WHAT IS NEEDED.
Without omitting anything, return the records precisely as given.

......

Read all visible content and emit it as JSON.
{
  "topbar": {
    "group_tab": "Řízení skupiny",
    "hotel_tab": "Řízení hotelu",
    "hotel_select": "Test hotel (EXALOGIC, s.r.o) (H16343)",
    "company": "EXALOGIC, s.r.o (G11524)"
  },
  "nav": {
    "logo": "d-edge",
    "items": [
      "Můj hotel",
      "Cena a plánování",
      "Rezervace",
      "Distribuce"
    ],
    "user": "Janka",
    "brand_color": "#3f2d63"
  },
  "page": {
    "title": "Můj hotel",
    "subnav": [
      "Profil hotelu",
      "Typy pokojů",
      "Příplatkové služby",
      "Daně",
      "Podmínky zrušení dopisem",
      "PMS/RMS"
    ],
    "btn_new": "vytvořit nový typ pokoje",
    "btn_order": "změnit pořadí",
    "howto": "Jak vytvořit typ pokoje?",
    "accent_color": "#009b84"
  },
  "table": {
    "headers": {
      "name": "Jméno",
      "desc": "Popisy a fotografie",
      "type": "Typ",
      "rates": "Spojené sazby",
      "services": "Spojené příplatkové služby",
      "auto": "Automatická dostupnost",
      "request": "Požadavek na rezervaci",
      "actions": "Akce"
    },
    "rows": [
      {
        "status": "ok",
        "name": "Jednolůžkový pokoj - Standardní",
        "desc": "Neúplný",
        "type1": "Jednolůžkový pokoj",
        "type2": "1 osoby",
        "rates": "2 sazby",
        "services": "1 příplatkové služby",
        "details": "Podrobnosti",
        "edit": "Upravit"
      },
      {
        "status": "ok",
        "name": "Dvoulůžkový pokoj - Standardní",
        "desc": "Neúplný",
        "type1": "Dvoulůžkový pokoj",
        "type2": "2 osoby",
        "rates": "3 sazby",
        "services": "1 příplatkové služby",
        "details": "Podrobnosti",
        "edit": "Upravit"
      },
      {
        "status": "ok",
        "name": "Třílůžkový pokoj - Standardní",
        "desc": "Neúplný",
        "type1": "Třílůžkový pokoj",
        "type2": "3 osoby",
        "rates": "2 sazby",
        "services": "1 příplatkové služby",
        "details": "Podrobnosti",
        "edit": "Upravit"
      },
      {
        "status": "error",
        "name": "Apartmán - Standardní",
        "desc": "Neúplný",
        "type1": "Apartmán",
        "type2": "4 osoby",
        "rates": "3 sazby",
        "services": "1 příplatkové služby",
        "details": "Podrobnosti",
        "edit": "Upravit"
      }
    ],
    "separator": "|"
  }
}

......

EXPECTED ANSWER.
Read all visible content and emit it as JSON.
{
  "topbar": {
    "group_tab": "Řízení skupiny",
    "hotel_tab": "Řízení hotelu",
    "hotel_select": "Test hotel (EXALOGIC, s.r.o) (H16343)",
    "company": "EXALOGIC, s.r.o (G11524)"
  },
  "nav": {
    "logo": "d-edge",
    "items": [
      "Můj hotel",
      "Cena a plánování",
      "Rezervace",
      "Distribuce"
    ],
    "user": "Janka",
    "brand_color": "#3f2d63"
  },
  "page": {
    "title": "Můj hotel",
    "subnav": [
      "Profil hotelu",
      "Typy pokojů",
      "Příplatkové služby",
      "Daně",
      "Podmínky zrušení dopisem",
      "PMS/RMS"
    ],
    "btn_new": "vytvořit nový typ pokoje",
    "btn_order": "změnit pořadí",
    "howto": "Jak vytvořit typ pokoje?",
    "accent_color": "#009b84"
  },
  "table": {
    "headers": {
      "name": "Jméno",
      "desc": "Popisy a fotografie",
      "type": "Typ",
      "rates": "Spojené sazby",
      "services": "Spojené příplatkové služby",
      "auto": "Automatická dostupnost",
      "request": "Požadavek na rezervaci",
      "actions": "Akce"
    },
    "rows": [
      {
        "status": "ok",
        "name": "Jednolůžkový pokoj - Standardní",
        "desc": "Neúplný",
        "type1": "Jednolůžkový pokoj",
        "type2": "1 osoby",
        "rates": "2 sazby",
        "services": "1 příplatkové služby",
        "details": "Podrobnosti",
        "edit": "Upravit"
      },
      {
        "status": "ok",
        "name": "Dvoulůžkový pokoj - Standardní",
        "desc": "Neúplný",
        "type1": "Dvoulůžkový pokoj",
        "type2": "2 osoby",
        "rates": "3 sazby",
        "services": "1 příplatkové služby",
        "details": "Podrobnosti",
        "edit": "Upravit"
      },
      {
        "status": "ok",
        "name": "Třílůžkový pokoj - Standardní",
        "desc": "Neúplný",
        "type1": "Třílůžkový pokoj",
        "type2": "3 osoby",
        "rates": "2 sazby",
        "services": "1 příplatkové služby",
        "details": "Podrobnosti",
        "edit": "Upravit"
      },
      {
        "status": "error",
        "name": "Apartmán - Standardní",
        "desc": "Neúplný",
        "type1": "Apartmán",
        "type2": "4 osoby",
        "rates": "3 sazby",
        "services": "1 příplatkové služby",
        "details": "Podrobnosti",
        "edit": "Upravit"
      }
    ],
    "separator": "|"
  }
}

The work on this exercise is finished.